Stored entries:

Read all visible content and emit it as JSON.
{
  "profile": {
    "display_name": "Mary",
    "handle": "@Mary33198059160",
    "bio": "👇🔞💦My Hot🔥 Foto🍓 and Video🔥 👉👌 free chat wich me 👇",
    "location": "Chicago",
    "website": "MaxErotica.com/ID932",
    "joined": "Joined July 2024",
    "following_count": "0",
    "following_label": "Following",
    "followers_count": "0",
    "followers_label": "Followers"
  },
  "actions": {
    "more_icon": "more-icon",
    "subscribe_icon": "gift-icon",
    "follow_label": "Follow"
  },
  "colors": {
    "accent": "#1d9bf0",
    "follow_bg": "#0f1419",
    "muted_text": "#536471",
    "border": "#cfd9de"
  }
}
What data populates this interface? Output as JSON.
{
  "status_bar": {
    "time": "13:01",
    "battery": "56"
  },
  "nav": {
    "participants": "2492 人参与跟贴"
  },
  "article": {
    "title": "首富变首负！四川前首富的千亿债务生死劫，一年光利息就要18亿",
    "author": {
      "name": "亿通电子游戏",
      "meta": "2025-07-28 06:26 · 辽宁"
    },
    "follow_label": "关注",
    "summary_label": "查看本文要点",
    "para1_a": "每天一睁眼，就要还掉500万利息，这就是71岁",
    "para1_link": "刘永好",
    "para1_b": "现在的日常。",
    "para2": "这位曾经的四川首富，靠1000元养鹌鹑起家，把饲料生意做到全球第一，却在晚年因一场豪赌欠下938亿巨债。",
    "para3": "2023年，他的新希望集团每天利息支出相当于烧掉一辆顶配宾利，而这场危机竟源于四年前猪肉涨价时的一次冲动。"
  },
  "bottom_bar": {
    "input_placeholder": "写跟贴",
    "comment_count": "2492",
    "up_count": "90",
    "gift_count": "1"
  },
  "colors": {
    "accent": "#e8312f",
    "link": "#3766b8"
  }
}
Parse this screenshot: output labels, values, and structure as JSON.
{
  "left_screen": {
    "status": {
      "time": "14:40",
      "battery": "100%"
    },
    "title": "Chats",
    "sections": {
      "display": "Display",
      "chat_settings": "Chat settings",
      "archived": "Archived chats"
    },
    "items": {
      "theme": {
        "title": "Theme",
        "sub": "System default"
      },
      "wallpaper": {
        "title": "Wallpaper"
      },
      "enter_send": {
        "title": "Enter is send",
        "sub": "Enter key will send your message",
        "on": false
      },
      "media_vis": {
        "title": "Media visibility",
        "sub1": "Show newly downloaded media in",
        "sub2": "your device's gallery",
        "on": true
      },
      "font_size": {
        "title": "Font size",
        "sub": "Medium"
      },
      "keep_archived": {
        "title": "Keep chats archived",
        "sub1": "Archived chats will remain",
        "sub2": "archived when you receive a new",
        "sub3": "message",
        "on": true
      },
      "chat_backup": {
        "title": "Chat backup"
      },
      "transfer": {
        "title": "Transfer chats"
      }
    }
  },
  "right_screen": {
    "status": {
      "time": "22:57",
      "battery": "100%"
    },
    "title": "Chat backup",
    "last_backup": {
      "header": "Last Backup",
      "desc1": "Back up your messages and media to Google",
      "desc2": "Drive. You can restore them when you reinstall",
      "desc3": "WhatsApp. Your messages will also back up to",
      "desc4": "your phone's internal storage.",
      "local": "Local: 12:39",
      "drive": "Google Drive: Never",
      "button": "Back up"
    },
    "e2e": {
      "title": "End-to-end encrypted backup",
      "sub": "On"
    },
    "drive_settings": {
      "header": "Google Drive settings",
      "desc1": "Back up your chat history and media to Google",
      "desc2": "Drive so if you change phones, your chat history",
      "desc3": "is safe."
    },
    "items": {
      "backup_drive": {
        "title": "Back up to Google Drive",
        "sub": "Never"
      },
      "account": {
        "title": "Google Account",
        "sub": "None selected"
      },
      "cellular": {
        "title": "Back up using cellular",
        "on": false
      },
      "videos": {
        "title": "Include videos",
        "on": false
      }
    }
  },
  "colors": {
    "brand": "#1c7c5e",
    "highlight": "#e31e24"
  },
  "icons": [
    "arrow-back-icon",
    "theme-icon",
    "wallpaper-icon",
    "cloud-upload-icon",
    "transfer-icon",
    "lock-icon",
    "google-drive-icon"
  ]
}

_The problem_. Return each line that includes "JSON".

_The completed task_.
Read all visible content and emit it as JSON.
What data populates this interface? Output as JSON.
Parse this screenshot: output labels, values, and structure as JSON.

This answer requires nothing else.